**WHAT TO WORK ON**
Restate the entries below verbatim.

**SUPPLIED DATA**
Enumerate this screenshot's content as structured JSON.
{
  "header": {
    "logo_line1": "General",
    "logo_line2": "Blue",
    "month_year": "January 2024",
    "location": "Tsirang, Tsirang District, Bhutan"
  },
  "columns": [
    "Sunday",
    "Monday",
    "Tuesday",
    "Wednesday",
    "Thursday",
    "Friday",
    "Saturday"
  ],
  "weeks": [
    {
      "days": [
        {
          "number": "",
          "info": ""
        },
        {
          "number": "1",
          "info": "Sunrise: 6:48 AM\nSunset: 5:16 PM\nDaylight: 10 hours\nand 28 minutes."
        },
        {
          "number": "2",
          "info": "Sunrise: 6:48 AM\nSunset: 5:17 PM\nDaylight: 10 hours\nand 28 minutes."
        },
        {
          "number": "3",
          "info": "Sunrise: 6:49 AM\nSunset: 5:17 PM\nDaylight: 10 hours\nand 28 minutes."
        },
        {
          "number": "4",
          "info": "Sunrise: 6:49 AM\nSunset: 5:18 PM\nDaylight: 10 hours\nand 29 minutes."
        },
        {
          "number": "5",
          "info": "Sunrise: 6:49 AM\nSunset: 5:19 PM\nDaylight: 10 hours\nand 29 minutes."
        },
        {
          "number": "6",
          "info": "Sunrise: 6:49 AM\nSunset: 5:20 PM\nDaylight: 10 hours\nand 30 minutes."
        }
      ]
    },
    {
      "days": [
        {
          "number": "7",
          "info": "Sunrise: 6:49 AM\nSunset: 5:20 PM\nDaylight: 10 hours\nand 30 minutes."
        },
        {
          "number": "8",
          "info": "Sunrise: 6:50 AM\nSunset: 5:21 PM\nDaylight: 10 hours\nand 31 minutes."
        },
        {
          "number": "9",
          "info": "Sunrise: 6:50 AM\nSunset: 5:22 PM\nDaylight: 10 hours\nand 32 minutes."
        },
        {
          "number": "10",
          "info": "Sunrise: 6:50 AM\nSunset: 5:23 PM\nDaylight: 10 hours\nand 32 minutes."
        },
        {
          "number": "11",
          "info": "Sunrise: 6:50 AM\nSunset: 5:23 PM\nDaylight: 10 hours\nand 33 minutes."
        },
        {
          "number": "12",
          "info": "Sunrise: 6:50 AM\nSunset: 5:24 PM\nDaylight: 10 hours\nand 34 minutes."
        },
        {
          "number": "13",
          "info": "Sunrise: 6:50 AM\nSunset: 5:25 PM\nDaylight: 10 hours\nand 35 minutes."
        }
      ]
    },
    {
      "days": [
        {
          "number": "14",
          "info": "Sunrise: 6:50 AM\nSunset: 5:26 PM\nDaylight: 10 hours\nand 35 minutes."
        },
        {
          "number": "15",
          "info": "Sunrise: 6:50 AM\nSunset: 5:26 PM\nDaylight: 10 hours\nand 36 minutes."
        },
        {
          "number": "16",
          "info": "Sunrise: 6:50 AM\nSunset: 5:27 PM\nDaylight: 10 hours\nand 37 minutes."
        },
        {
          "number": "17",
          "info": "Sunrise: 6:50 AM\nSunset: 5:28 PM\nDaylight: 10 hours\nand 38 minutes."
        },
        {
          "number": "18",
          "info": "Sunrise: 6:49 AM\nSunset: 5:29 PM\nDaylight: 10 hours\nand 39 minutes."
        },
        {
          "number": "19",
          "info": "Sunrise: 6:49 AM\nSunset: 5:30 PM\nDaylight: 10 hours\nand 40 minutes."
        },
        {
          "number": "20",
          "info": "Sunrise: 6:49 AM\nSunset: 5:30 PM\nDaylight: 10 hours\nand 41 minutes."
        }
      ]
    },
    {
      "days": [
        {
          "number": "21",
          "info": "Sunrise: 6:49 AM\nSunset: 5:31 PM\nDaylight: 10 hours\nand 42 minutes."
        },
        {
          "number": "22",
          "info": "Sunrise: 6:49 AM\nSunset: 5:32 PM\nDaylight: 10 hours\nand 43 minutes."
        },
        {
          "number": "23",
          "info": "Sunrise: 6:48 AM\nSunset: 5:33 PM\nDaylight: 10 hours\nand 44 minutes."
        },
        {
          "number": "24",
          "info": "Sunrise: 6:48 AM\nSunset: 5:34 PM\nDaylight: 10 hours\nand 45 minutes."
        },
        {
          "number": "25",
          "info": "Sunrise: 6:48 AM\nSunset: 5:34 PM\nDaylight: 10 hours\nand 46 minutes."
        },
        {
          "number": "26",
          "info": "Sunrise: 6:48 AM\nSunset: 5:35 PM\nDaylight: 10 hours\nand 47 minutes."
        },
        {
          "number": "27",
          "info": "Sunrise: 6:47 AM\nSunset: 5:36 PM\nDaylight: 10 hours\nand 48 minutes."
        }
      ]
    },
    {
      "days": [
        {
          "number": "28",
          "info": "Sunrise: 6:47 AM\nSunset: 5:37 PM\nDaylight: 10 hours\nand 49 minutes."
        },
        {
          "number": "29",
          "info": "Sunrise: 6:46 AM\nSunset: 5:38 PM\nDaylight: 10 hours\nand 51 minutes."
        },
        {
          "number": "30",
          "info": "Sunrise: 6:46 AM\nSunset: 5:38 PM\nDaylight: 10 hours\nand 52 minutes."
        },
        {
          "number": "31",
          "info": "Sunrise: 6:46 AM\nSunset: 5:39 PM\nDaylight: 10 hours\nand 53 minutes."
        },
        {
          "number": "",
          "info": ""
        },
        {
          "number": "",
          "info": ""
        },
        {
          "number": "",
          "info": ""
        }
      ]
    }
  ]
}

**COMPLETE OUTPUT**
Enumerate this screenshot's content as structured JSON.
{
  "header": {
    "logo_line1": "General",
    "logo_line2": "Blue",
    "month_year": "January 2024",
    "location": "Tsirang, Tsirang District, Bhutan"
  },
  "columns": [
    "Sunday",
    "Monday",
    "Tuesday",
    "Wednesday",
    "Thursday",
    "Friday",
    "Saturday"
  ],
  "weeks": [
    {
      "days": [
        {
          "number": "",
          "info": ""
        },
        {
          "number": "1",
          "info": "Sunrise: 6:48 AM\nSunset: 5:16 PM\nDaylight: 10 hours\nand 28 minutes."
        },
        {
          "number": "2",
          "info": "Sunrise: 6:48 AM\nSunset: 5:17 PM\nDaylight: 10 hours\nand 28 minutes."
        },
        {
          "number": "3",
          "info": "Sunrise: 6:49 AM\nSunset: 5:17 PM\nDaylight: 10 hours\nand 28 minutes."
        },
        {
          "number": "4",
          "info": "Sunrise: 6:49 AM\nSunset: 5:18 PM\nDaylight: 10 hours\nand 29 minutes."
        },
        {
          "number": "5",
          "info": "Sunrise: 6:49 AM\nSunset: 5:19 PM\nDaylight: 10 hours\nand 29 minutes."
        },
        {
          "number": "6",
          "info": "Sunrise: 6:49 AM\nSunset: 5:20 PM\nDaylight: 10 hours\nand 30 minutes."
        }
      ]
    },
    {
      "days": [
        {
          "number": "7",
          "info": "Sunrise: 6:49 AM\nSunset: 5:20 PM\nDaylight: 10 hours\nand 30 minutes."
        },
        {
          "number": "8",
          "info": "Sunrise: 6:50 AM\nSunset: 5:21 PM\nDaylight: 10 hours\nand 31 minutes."
        },
        {
          "number": "9",
          "info": "Sunrise: 6:50 AM\nSunset: 5:22 PM\nDaylight: 10 hours\nand 32 minutes."
        },
        {
          "number": "10",
          "info": "Sunrise: 6:50 AM\nSunset: 5:23 PM\nDaylight: 10 hours\nand 32 minutes."
        },
        {
          "number": "11",
          "info": "Sunrise: 6:50 AM\nSunset: 5:23 PM\nDaylight: 10 hours\nand 33 minutes."
        },
        {
          "number": "12",
          "info": "Sunrise: 6:50 AM\nSunset: 5:24 PM\nDaylight: 10 hours\nand 34 minutes."
        },
        {
          "number": "13",
          "info": "Sunrise: 6:50 AM\nSunset: 5:25 PM\nDaylight: 10 hours\nand 35 minutes."
        }
      ]
    },
    {
      "days": [
        {
          "number": "14",
          "info": "Sunrise: 6:50 AM\nSunset: 5:26 PM\nDaylight: 10 hours\nand 35 minutes."
        },
        {
          "number": "15",
          "info": "Sunrise: 6:50 AM\nSunset: 5:26 PM\nDaylight: 10 hours\nand 36 minutes."
        },
        {
          "number": "16",
          "info": "Sunrise: 6:50 AM\nSunset: 5:27 PM\nDaylight: 10 hours\nand 37 minutes."
        },
        {
          "number": "17",
          "info": "Sunrise: 6:50 AM\nSunset: 5:28 PM\nDaylight: 10 hours\nand 38 minutes."
        },
        {
          "number": "18",
          "info": "Sunrise: 6:49 AM\nSunset: 5:29 PM\nDaylight: 10 hours\nand 39 minutes."
        },
        {
          "number": "19",
          "info": "Sunrise: 6:49 AM\nSunset: 5:30 PM\nDaylight: 10 hours\nand 40 minutes."
        },
        {
          "number": "20",
          "info": "Sunrise: 6:49 AM\nSunset: 5:30 PM\nDaylight: 10 hours\nand 41 minutes."
        }
      ]
    },
    {
      "days": [
        {
          "number": "21",
          "info": "Sunrise: 6:49 AM\nSunset: 5:31 PM\nDaylight: 10 hours\nand 42 minutes."
        },
        {
          "number": "22",
          "info": "Sunrise: 6:49 AM\nSunset: 5:32 PM\nDaylight: 10 hours\nand 43 minutes."
        },
        {
          "number": "23",
          "info": "Sunrise: 6:48 AM\nSunset: 5:33 PM\nDaylight: 10 hours\nand 44 minutes."
        },
        {
          "number": "24",
          "info": "Sunrise: 6:48 AM\nSunset: 5:34 PM\nDaylight: 10 hours\nand 45 minutes."
        },
        {
          "number": "25",
          "info": "Sunrise: 6:48 AM\nSunset: 5:34 PM\nDaylight: 10 hours\nand 46 minutes."
        },
        {
          "number": "26",
          "info": "Sunrise: 6:48 AM\nSunset: 5:35 PM\nDaylight: 10 hours\nand 47 minutes."
        },
        {
          "number": "27",
          "info": "Sunrise: 6:47 AM\nSunset: 5:36 PM\nDaylight: 10 hours\nand 48 minutes."
        }
      ]
    },
    {
      "days": [
        {
          "number": "28",
          "info": "Sunrise: 6:47 AM\nSunset: 5:37 PM\nDaylight: 10 hours\nand 49 minutes."
        },
        {
          "number": "29",
          "info": "Sunrise: 6:46 AM\nSunset: 5:38 PM\nDaylight: 10 hours\nand 51 minutes."
        },
        {
          "number": "30",
          "info": "Sunrise: 6:46 AM\nSunset: 5:38 PM\nDaylight: 10 hours\nand 52 minutes."
        },
        {
          "number": "31",
          "info": "Sunrise: 6:46 AM\nSunset: 5:39 PM\nDaylight: 10 hours\nand 53 minutes."
        },
        {
          "number": "",
          "info": ""
        },
        {
          "number": "",
          "info": ""
        },
        {
          "number": "",
          "info": ""
        }
      ]
    }
  ]
}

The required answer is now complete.